§ **Aim of the exercise**
Would you transcribe the listing that follows, character for character, and omit its images?

§ **Record set**

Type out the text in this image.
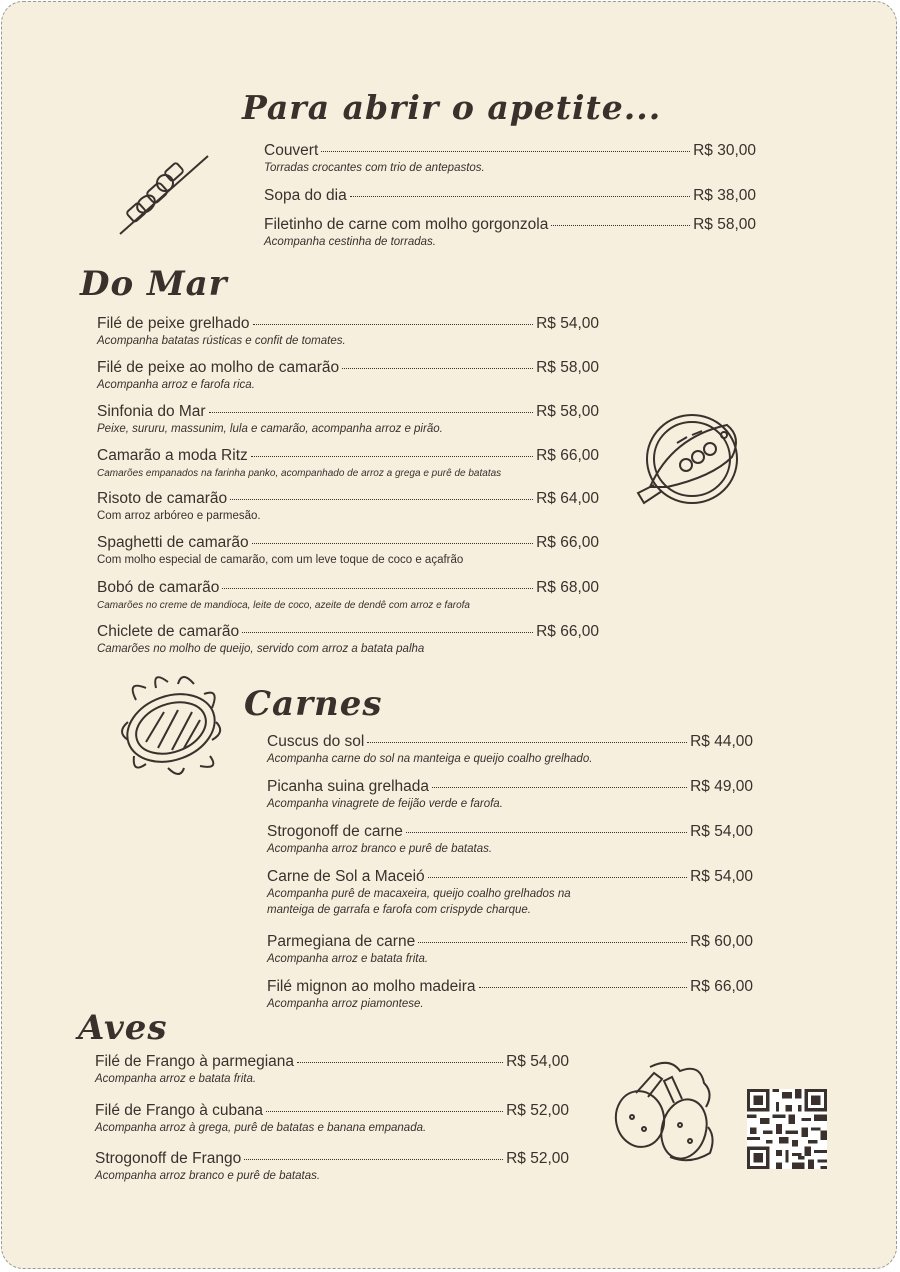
Para abrir o apetite...
Couvert	R$ 30,00
Torradas crocantes com trio de antepastos.
Sopa do dia	R$ 38,00
Filetinho de carne com molho gorgonzola	R$ 58,00
Acompanha cestinha de torradas.
Do Mar
Filé de peixe grelhado	R$ 54,00
Acompanha batatas rústicas e confit de tomates.
Filé de peixe ao molho de camarão	R$ 58,00
Acompanha arroz e farofa rica.
Sinfonia do Mar	R$ 58,00
Peixe, sururu, massunim, lula e camarão, acompanha arroz e pirão.
Camarão a moda Ritz	R$ 66,00
Camarões empanados na farinha panko, acompanhado de arroz a grega e purê de batatas
Risoto de camarão	R$ 64,00
Com arroz arbóreo e parmesão.
Spaghetti de camarão	R$ 66,00
Com molho especial de camarão, com um leve toque de coco e açafrão
Bobó de camarão	R$ 68,00
Camarões no creme de mandioca, leite de coco, azeite de dendê com arroz e farofa
Chiclete de camarão	R$ 66,00
Camarões no molho de queijo, servido com arroz a batata palha
Carnes
Cuscus do sol	R$ 44,00
Acompanha carne do sol na manteiga e queijo coalho grelhado.
Picanha suina grelhada	R$ 49,00
Acompanha vinagrete de feijão verde e farofa.
Strogonoff de carne	R$ 54,00
Acompanha arroz branco e purê de batatas.
Carne de Sol a Maceió	R$ 54,00
Acompanha purê de macaxeira, queijo coalho grelhados na
manteiga de garrafa e farofa com crispyde charque.
Parmegiana de carne	R$ 60,00
Acompanha arroz e batata frita.
Filé mignon ao molho madeira	R$ 66,00
Acompanha arroz piamontese.
Aves
Filé de Frango à parmegiana	R$ 54,00
Acompanha arroz e batata frita.
Filé de Frango à cubana	R$ 52,00
Acompanha arroz à grega, purê de batatas e banana empanada.
Strogonoff de Frango	R$ 52,00
Acompanha arroz branco e purê de batatas.
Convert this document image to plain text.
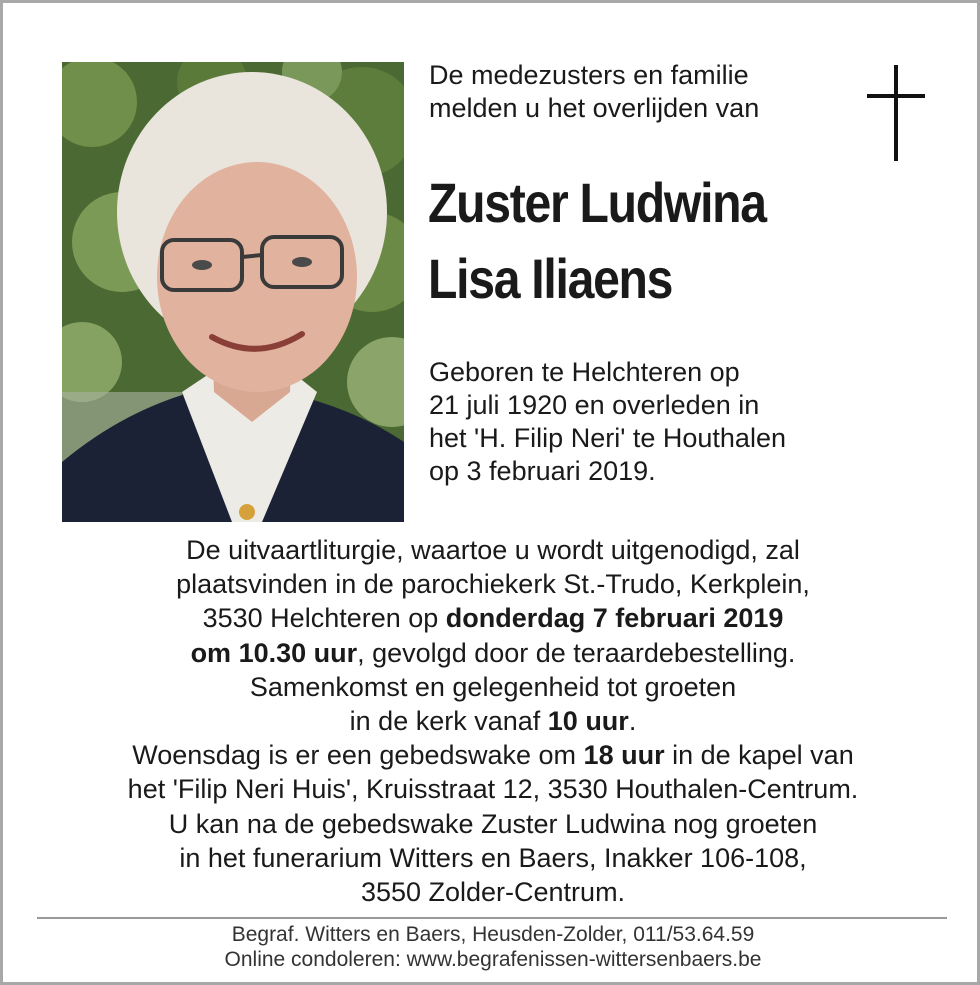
De medezusters en familie
melden u het overlijden van
Zuster Ludwina
Lisa Iliaens
Geboren te Helchteren op
21 juli 1920 en overleden in
het 'H. Filip Neri' te Houthalen
op 3 februari 2019.
De uitvaartliturgie, waartoe u wordt uitgenodigd, zal
plaatsvinden in de parochiekerk St.-Trudo, Kerkplein,
3530 Helchteren op donderdag 7 februari 2019
om 10.30 uur, gevolgd door de teraardebestelling.
Samenkomst en gelegenheid tot groeten
in de kerk vanaf 10 uur.
Woensdag is er een gebedswake om 18 uur in de kapel van
het 'Filip Neri Huis', Kruisstraat 12, 3530 Houthalen-Centrum.
U kan na de gebedswake Zuster Ludwina nog groeten
in het funerarium Witters en Baers, Inakker 106-108,
3550 Zolder-Centrum.
Begraf. Witters en Baers, Heusden-Zolder, 011/53.64.59
Online condoleren: www.begrafenissen-wittersenbaers.be
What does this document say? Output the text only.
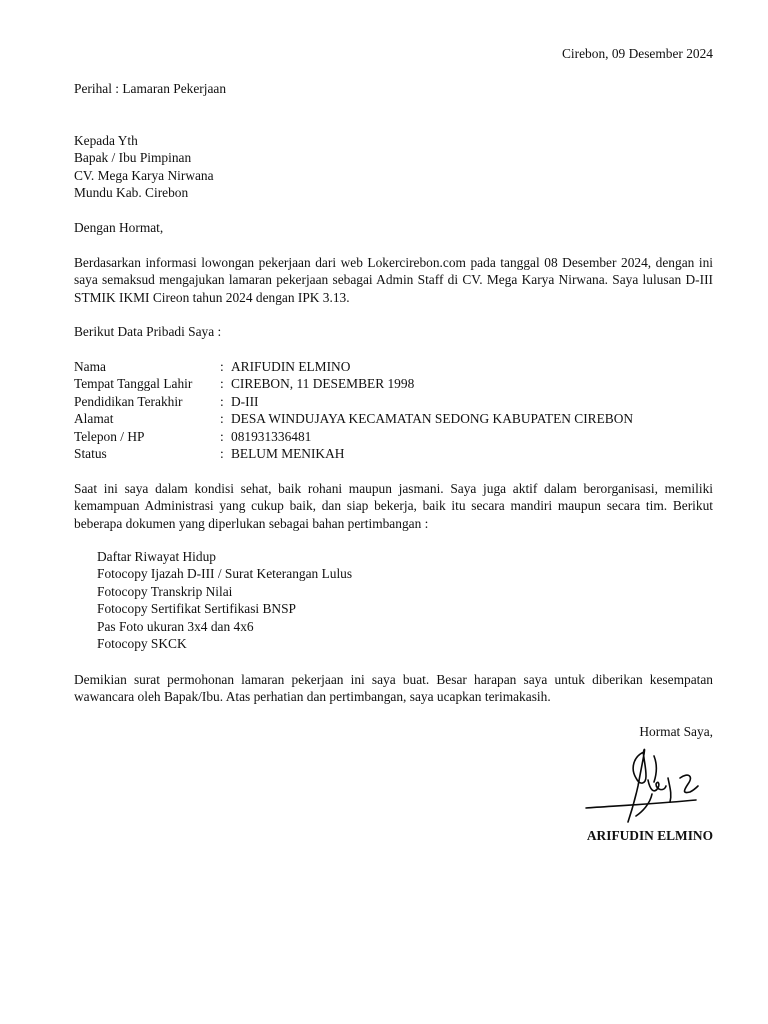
Cirebon, 09 Desember 2024
Perihal : Lamaran Pekerjaan
Kepada Yth
Bapak / Ibu Pimpinan
CV. Mega Karya Nirwana
Mundu Kab. Cirebon
Dengan Hormat,
Berdasarkan informasi lowongan pekerjaan dari web Lokercirebon.com pada tanggal 08 Desember 2024, dengan ini saya semaksud mengajukan lamaran pekerjaan sebagai Admin Staff di CV. Mega Karya Nirwana. Saya lulusan D-III STMIK IKMI Cireon tahun 2024 dengan IPK 3.13.
Berikut Data Pribadi Saya :
Nama	: ARIFUDIN ELMINO
Tempat Tanggal Lahir	: CIREBON, 11 DESEMBER 1998
Pendidikan Terakhir	: D-III
Alamat	: DESA WINDUJAYA KECAMATAN SEDONG KABUPATEN CIREBON
Telepon / HP	: 081931336481
Status	: BELUM MENIKAH
Saat ini saya dalam kondisi sehat, baik rohani maupun jasmani. Saya juga aktif dalam berorganisasi, memiliki kemampuan Administrasi yang cukup baik, dan siap bekerja, baik itu secara mandiri maupun secara tim. Berikut beberapa dokumen yang diperlukan sebagai bahan pertimbangan :
Daftar Riwayat Hidup
Fotocopy Ijazah D-III / Surat Keterangan Lulus
Fotocopy Transkrip Nilai
Fotocopy Sertifikat Sertifikasi BNSP
Pas Foto ukuran 3x4 dan 4x6
Fotocopy SKCK
Demikian surat permohonan lamaran pekerjaan ini saya buat. Besar harapan saya untuk diberikan kesempatan wawancara oleh Bapak/Ibu. Atas perhatian dan pertimbangan, saya ucapkan terimakasih.
Hormat Saya,
ARIFUDIN ELMINO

§ **Result below**
Type out the text in this image.
Para abrir o apetite...
Couvert	R$ 30,00
Torradas crocantes com trio de antepastos.
Sopa do dia	R$ 38,00
Filetinho de carne com molho gorgonzola	R$ 58,00
Acompanha cestinha de torradas.
Do Mar
Filé de peixe grelhado	R$ 54,00
Acompanha batatas rústicas e confit de tomates.
Filé de peixe ao molho de camarão	R$ 58,00
Acompanha arroz e farofa rica.
Sinfonia do Mar	R$ 58,00
Peixe, sururu, massunim, lula e camarão, acompanha arroz e pirão.
Camarão a moda Ritz	R$ 66,00
Camarões empanados na farinha panko, acompanhado de arroz a grega e purê de batatas
Risoto de camarão	R$ 64,00
Com arroz arbóreo e parmesão.
Spaghetti de camarão	R$ 66,00
Com molho especial de camarão, com um leve toque de coco e açafrão
Bobó de camarão	R$ 68,00
Camarões no creme de mandioca, leite de coco, azeite de dendê com arroz e farofa
Chiclete de camarão	R$ 66,00
Camarões no molho de queijo, servido com arroz a batata palha
Carnes
Cuscus do sol	R$ 44,00
Acompanha carne do sol na manteiga e queijo coalho grelhado.
Picanha suina grelhada	R$ 49,00
Acompanha vinagrete de feijão verde e farofa.
Strogonoff de carne	R$ 54,00
Acompanha arroz branco e purê de batatas.
Carne de Sol a Maceió	R$ 54,00
Acompanha purê de macaxeira, queijo coalho grelhados na
manteiga de garrafa e farofa com crispyde charque.
Parmegiana de carne	R$ 60,00
Acompanha arroz e batata frita.
Filé mignon ao molho madeira	R$ 66,00
Acompanha arroz piamontese.
Aves
Filé de Frango à parmegiana	R$ 54,00
Acompanha arroz e batata frita.
Filé de Frango à cubana	R$ 52,00
Acompanha arroz à grega, purê de batatas e banana empanada.
Strogonoff de Frango	R$ 52,00
Acompanha arroz branco e purê de batatas.
Convert this document image to plain text.
De medezusters en familie
melden u het overlijden van
Zuster Ludwina
Lisa Iliaens
Geboren te Helchteren op
21 juli 1920 en overleden in
het 'H. Filip Neri' te Houthalen
op 3 februari 2019.
De uitvaartliturgie, waartoe u wordt uitgenodigd, zal
plaatsvinden in de parochiekerk St.-Trudo, Kerkplein,
3530 Helchteren op donderdag 7 februari 2019
om 10.30 uur, gevolgd door de teraardebestelling.
Samenkomst en gelegenheid tot groeten
in de kerk vanaf 10 uur.
Woensdag is er een gebedswake om 18 uur in de kapel van
het 'Filip Neri Huis', Kruisstraat 12, 3530 Houthalen-Centrum.
U kan na de gebedswake Zuster Ludwina nog groeten
in het funerarium Witters en Baers, Inakker 106-108,
3550 Zolder-Centrum.
Begraf. Witters en Baers, Heusden-Zolder, 011/53.64.59
Online condoleren: www.begrafenissen-wittersenbaers.be
What does this document say? Output the text only.
Cirebon, 09 Desember 2024
Perihal : Lamaran Pekerjaan
Kepada Yth
Bapak / Ibu Pimpinan
CV. Mega Karya Nirwana
Mundu Kab. Cirebon
Dengan Hormat,
Berdasarkan informasi lowongan pekerjaan dari web Lokercirebon.com pada tanggal 08 Desember 2024, dengan ini saya semaksud mengajukan lamaran pekerjaan sebagai Admin Staff di CV. Mega Karya Nirwana. Saya lulusan D-III STMIK IKMI Cireon tahun 2024 dengan IPK 3.13.
Berikut Data Pribadi Saya :
Nama	: ARIFUDIN ELMINO
Tempat Tanggal Lahir	: CIREBON, 11 DESEMBER 1998
Pendidikan Terakhir	: D-III
Alamat	: DESA WINDUJAYA KECAMATAN SEDONG KABUPATEN CIREBON
Telepon / HP	: 081931336481
Status	: BELUM MENIKAH
Saat ini saya dalam kondisi sehat, baik rohani maupun jasmani. Saya juga aktif dalam berorganisasi, memiliki kemampuan Administrasi yang cukup baik, dan siap bekerja, baik itu secara mandiri maupun secara tim. Berikut beberapa dokumen yang diperlukan sebagai bahan pertimbangan :
Daftar Riwayat Hidup
Fotocopy Ijazah D-III / Surat Keterangan Lulus
Fotocopy Transkrip Nilai
Fotocopy Sertifikat Sertifikasi BNSP
Pas Foto ukuran 3x4 dan 4x6
Fotocopy SKCK
Demikian surat permohonan lamaran pekerjaan ini saya buat. Besar harapan saya untuk diberikan kesempatan wawancara oleh Bapak/Ibu. Atas perhatian dan pertimbangan, saya ucapkan terimakasih.
Hormat Saya,
ARIFUDIN ELMINO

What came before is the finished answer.